● **PROBLEM DETAILS**
In the entries below, count every line that has the string "till", and answer with that count alone.

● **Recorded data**
╔══
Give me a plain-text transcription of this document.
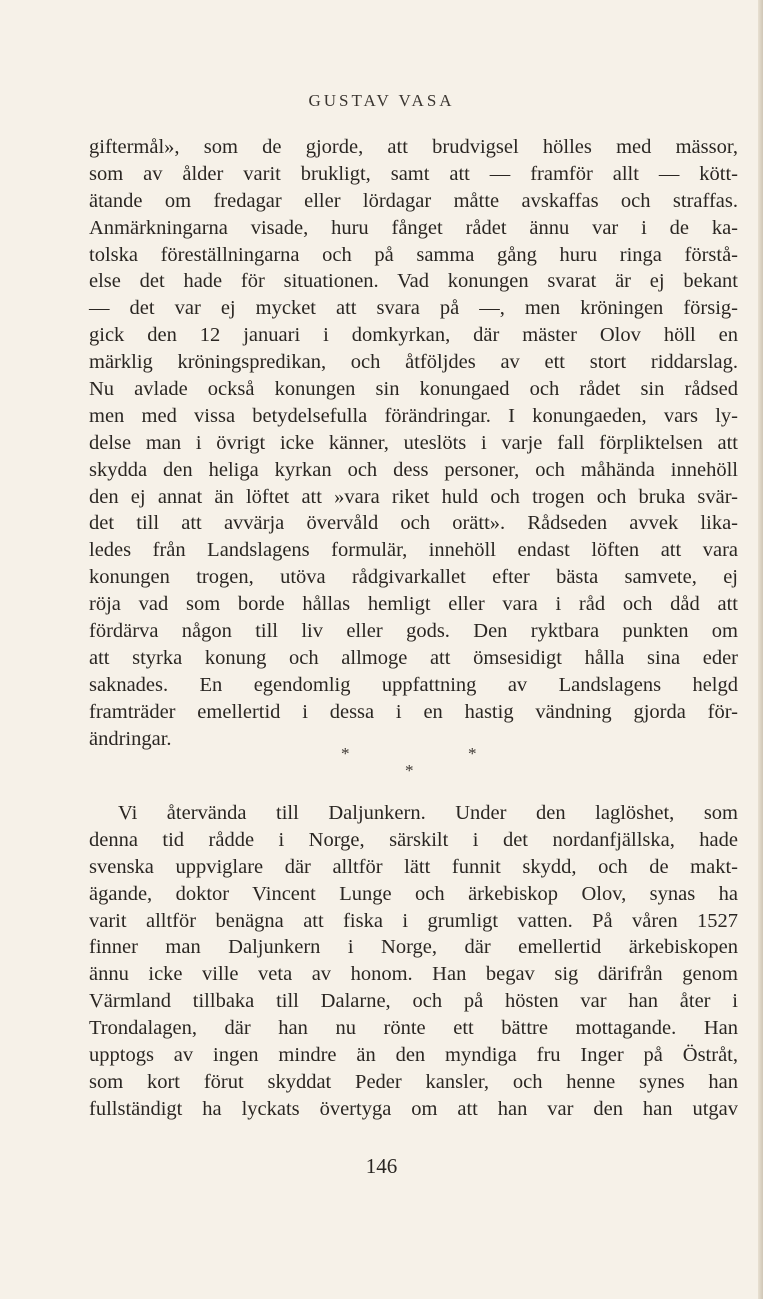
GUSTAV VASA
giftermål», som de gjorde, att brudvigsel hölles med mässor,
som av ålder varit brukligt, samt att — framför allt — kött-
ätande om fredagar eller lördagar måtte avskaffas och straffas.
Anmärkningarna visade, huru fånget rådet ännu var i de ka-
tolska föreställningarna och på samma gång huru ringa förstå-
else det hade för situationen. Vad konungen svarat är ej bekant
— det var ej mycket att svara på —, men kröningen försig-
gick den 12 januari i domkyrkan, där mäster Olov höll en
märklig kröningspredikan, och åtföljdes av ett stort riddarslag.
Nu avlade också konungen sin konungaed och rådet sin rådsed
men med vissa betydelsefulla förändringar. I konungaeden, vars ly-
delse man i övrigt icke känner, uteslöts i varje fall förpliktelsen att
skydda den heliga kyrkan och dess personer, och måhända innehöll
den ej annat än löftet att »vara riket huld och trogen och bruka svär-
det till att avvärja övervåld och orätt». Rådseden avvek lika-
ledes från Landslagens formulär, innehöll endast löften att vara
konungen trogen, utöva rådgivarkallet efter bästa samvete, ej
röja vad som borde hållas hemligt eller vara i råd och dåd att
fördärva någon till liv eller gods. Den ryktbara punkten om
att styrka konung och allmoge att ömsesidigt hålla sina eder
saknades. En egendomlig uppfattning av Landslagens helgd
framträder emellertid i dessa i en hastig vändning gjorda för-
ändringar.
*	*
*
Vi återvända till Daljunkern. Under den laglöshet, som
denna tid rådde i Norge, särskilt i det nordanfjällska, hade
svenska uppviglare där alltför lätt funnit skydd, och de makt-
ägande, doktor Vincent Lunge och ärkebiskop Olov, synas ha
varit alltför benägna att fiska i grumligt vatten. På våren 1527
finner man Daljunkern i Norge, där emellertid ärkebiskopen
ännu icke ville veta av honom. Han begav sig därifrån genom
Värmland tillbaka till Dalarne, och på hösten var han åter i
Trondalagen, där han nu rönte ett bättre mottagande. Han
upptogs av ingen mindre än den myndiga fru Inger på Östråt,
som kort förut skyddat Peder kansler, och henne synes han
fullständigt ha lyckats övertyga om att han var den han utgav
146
╚══
● **RESULT**
4